=== TASK ===
Return all lines in the material below that contain "Network".

________

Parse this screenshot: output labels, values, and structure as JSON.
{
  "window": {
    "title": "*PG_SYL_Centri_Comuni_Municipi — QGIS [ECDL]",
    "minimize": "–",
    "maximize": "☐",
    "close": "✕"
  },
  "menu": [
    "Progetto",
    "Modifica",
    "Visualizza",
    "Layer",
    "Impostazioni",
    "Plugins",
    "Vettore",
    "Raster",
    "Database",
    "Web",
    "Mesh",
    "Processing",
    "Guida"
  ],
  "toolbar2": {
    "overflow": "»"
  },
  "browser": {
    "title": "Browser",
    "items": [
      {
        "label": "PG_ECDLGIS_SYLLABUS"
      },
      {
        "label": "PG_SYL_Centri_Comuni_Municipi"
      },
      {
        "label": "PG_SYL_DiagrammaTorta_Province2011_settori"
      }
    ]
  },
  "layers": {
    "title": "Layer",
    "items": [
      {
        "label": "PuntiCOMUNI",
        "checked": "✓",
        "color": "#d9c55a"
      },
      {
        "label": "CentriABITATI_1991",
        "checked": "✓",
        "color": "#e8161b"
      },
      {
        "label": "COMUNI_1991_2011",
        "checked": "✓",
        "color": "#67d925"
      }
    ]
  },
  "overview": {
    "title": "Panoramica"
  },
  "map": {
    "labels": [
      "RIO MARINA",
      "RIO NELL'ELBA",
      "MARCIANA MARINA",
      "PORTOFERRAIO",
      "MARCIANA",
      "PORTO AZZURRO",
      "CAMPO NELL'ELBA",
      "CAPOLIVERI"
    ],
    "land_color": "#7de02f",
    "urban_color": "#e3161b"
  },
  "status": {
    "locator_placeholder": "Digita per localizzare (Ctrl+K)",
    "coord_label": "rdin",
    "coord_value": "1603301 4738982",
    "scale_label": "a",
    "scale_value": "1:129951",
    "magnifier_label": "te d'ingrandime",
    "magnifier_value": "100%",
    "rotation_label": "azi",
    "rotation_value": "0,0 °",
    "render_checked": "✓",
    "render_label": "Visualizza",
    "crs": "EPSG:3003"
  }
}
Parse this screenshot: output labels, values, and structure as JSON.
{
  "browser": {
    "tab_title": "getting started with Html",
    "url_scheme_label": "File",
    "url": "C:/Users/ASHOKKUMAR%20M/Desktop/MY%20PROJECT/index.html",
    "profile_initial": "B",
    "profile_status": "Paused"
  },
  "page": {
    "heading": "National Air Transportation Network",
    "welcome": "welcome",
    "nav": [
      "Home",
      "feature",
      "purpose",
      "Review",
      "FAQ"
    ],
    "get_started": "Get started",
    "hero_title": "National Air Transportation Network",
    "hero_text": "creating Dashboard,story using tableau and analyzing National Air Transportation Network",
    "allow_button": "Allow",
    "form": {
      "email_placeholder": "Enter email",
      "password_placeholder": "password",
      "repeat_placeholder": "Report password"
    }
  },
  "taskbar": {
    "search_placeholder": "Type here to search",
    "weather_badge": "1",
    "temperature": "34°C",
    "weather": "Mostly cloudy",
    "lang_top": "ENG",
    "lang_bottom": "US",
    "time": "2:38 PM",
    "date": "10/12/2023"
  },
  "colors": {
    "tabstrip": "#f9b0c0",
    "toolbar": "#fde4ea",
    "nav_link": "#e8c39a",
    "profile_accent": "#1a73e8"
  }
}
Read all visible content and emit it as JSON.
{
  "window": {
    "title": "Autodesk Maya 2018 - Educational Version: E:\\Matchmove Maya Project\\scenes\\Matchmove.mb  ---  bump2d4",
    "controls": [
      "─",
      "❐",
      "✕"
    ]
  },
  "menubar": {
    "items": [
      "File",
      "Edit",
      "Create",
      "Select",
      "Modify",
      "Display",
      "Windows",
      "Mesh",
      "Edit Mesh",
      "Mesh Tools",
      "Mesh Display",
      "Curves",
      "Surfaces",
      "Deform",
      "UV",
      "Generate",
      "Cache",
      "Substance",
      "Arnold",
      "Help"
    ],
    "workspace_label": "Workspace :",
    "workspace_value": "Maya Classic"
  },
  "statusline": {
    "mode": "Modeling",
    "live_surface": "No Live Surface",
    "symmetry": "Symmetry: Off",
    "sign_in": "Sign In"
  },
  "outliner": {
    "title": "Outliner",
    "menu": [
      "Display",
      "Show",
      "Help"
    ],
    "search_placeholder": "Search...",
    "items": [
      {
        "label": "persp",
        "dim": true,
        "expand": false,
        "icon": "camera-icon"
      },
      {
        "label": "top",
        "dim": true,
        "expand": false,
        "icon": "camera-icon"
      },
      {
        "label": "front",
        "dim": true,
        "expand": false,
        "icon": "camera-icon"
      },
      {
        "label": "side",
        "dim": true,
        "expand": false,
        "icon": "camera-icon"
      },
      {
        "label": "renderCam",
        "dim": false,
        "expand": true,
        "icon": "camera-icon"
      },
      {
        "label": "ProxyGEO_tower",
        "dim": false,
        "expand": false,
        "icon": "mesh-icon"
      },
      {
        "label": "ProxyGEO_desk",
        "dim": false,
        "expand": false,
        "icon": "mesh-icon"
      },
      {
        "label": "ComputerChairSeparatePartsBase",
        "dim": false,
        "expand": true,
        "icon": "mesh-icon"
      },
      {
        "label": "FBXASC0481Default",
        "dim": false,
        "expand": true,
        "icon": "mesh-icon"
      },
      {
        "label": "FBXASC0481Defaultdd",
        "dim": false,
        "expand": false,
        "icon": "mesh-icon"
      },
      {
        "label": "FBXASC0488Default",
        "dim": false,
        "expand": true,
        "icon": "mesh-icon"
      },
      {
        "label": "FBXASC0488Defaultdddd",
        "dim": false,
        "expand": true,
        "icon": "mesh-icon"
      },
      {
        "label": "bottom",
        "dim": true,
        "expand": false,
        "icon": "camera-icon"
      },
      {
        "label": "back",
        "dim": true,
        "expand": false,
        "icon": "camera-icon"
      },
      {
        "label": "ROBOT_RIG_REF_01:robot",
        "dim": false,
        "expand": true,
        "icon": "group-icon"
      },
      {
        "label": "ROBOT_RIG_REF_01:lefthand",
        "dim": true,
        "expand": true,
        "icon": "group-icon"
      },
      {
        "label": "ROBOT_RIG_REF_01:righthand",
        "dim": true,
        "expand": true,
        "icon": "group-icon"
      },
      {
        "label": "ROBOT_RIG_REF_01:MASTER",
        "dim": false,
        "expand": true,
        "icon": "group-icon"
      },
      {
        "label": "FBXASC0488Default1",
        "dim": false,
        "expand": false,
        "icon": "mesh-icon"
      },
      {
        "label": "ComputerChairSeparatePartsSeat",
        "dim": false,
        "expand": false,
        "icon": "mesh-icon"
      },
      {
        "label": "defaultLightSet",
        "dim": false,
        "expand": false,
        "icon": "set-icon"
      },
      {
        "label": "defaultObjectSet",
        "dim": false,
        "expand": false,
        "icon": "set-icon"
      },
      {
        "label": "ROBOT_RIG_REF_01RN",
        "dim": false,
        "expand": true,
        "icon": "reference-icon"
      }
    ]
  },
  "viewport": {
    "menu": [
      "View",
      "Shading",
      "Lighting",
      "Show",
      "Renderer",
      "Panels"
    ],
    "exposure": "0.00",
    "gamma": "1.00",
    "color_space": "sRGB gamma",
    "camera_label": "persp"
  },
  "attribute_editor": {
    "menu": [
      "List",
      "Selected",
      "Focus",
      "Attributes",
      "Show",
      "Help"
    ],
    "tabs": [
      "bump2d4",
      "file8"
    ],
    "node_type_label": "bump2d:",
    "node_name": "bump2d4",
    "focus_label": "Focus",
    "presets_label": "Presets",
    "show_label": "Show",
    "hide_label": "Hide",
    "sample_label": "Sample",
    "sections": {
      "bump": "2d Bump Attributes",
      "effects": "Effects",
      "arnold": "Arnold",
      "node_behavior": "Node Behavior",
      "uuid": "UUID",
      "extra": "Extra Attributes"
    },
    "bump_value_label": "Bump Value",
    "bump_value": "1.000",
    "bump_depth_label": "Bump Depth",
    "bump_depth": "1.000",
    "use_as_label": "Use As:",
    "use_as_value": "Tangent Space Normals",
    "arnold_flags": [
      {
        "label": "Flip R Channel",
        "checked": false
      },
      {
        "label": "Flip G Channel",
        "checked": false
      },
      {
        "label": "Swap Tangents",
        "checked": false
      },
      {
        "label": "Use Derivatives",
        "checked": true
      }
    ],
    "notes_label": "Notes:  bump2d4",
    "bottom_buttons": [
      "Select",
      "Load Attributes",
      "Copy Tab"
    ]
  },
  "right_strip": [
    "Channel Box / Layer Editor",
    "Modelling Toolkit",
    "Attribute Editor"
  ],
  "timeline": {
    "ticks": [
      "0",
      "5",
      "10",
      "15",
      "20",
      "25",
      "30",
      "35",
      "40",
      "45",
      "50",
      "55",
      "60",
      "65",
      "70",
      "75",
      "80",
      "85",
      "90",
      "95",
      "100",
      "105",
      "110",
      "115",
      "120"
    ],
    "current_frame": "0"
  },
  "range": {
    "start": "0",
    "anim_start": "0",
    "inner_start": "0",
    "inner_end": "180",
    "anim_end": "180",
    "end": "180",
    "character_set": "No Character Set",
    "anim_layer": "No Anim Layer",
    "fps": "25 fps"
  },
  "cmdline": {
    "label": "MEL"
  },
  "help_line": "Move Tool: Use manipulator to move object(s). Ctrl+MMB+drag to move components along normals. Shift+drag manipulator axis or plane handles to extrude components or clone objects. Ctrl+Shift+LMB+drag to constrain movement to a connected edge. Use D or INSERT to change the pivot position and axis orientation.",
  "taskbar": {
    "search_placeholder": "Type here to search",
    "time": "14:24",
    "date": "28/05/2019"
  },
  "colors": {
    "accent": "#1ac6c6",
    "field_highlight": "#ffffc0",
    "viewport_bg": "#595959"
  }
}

________

=== FINISHED EXERCISE ===
    "heading": "National Air Transportation Network",
    "hero_title": "National Air Transportation Network",
    "hero_text": "creating Dashboard,story using tableau and analyzing National Air Transportation Network",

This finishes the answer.